Your instructions: In the listing below, count each line containing "Ejecutado" and answer with the count only.

* BEGIN *

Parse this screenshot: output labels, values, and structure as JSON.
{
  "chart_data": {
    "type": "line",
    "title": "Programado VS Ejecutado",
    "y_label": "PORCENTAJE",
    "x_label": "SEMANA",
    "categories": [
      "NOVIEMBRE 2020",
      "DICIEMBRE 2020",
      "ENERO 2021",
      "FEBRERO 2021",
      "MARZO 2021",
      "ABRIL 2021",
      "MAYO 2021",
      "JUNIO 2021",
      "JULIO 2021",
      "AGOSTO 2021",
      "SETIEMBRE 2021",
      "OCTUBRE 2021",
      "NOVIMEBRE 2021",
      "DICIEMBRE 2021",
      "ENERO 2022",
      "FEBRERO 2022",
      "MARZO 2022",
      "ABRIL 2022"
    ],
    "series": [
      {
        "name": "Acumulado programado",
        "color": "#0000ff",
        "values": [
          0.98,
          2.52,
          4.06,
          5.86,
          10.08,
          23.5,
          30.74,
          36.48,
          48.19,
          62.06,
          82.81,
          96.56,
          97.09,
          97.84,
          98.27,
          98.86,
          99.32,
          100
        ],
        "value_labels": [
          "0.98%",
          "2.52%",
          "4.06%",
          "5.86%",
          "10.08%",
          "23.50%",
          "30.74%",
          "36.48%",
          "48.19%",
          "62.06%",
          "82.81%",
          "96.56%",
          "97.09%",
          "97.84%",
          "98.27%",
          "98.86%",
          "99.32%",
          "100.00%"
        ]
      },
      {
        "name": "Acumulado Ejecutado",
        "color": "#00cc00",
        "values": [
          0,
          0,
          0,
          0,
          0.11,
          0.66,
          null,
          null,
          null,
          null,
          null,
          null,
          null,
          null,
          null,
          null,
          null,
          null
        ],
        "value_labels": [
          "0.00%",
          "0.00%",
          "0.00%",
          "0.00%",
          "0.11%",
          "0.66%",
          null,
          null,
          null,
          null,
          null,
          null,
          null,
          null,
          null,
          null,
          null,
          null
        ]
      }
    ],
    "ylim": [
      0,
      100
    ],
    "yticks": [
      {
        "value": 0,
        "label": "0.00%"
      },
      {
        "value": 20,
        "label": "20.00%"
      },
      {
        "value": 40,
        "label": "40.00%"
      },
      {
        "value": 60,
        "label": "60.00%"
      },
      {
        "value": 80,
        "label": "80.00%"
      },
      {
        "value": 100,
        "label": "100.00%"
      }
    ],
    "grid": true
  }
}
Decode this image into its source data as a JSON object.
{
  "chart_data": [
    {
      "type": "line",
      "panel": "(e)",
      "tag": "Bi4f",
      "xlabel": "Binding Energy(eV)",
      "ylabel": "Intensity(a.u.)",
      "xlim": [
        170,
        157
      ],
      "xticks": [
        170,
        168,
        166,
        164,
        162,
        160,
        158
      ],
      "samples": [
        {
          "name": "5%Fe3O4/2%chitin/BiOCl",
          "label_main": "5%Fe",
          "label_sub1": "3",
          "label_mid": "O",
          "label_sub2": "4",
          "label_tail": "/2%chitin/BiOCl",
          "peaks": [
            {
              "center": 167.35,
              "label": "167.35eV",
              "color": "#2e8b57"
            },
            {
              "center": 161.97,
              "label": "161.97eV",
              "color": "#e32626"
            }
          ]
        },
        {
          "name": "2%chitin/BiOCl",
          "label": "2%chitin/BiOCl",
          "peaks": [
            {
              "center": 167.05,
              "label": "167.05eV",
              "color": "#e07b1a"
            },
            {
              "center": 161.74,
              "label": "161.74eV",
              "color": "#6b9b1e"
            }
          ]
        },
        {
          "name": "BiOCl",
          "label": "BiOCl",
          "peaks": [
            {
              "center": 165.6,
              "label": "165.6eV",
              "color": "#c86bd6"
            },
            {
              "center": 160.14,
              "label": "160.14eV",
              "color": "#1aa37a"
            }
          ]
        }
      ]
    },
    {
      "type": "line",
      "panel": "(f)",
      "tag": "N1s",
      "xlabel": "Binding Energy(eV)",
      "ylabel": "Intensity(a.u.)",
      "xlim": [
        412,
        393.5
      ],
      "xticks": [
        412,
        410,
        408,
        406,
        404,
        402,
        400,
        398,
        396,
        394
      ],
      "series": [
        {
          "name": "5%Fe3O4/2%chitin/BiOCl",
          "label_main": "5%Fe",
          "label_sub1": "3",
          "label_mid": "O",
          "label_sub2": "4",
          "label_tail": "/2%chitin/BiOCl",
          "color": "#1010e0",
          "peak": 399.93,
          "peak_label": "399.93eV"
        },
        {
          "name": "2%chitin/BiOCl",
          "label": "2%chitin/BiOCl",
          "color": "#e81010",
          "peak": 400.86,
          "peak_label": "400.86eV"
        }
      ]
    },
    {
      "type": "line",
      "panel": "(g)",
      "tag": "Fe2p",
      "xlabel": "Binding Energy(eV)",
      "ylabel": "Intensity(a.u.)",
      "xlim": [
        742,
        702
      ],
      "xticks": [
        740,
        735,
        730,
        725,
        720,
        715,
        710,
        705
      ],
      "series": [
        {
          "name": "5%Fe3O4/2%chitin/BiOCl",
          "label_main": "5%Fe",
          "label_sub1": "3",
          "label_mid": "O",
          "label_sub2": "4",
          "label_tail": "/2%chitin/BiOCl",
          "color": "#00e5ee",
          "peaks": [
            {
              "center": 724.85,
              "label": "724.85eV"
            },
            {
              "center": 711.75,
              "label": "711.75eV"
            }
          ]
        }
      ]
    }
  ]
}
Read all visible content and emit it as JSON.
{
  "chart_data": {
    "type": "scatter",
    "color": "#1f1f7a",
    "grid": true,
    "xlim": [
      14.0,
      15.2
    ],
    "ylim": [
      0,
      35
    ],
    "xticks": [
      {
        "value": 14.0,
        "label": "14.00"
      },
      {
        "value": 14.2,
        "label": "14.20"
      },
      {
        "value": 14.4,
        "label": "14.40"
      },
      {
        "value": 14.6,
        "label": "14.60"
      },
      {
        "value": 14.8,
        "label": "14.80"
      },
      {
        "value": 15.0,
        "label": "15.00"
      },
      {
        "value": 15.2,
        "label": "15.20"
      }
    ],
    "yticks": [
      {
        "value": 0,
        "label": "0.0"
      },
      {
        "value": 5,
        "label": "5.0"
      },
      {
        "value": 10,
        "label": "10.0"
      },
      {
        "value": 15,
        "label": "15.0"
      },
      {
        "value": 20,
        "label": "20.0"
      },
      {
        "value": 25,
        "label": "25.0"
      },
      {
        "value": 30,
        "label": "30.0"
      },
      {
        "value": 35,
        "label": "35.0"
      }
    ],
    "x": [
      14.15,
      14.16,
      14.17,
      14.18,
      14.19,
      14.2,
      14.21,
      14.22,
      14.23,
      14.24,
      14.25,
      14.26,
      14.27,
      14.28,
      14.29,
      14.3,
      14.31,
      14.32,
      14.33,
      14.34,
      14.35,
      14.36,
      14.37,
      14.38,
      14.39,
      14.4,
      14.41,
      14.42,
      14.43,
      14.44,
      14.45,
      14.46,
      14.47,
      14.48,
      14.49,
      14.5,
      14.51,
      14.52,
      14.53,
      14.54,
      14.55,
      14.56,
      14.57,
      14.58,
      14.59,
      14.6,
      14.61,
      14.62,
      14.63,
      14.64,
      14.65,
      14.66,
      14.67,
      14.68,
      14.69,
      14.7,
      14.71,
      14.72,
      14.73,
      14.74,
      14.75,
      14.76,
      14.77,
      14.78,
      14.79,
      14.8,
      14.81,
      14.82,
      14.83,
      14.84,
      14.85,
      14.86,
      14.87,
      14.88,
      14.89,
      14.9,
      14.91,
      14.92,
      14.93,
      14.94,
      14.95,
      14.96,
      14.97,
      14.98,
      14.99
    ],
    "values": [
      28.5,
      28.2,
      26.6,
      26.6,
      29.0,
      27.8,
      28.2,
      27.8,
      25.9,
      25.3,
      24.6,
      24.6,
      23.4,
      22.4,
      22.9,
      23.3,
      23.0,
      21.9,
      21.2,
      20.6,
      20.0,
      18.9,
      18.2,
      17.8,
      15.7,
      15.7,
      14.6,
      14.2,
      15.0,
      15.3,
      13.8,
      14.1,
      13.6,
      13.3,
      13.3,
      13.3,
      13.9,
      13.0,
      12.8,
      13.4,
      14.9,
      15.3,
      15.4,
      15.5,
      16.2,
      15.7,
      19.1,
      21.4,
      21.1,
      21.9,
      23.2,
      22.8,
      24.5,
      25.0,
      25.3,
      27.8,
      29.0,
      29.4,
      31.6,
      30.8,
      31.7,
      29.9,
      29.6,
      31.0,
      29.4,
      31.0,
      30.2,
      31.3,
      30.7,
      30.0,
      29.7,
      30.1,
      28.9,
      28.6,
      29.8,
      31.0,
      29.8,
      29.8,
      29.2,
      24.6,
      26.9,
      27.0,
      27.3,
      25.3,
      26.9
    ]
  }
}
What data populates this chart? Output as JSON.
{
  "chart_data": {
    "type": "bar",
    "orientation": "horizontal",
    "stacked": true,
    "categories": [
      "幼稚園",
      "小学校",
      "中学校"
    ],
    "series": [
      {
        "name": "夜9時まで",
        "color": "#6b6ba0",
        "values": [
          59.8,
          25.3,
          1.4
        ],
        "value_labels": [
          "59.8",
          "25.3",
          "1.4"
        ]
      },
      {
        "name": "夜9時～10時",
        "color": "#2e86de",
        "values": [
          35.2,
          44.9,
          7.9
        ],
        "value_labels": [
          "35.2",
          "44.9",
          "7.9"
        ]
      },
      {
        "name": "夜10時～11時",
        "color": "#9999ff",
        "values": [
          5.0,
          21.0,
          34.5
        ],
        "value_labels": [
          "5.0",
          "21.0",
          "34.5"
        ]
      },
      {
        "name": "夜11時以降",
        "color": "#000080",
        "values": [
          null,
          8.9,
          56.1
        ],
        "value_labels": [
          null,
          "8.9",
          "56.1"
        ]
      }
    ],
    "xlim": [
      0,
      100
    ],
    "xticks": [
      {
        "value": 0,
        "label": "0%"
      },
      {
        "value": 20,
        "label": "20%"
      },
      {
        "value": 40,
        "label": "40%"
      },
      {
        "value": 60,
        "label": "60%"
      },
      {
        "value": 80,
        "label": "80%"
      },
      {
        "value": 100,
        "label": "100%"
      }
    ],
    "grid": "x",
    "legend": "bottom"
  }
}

* END *

Solution to the problem: 2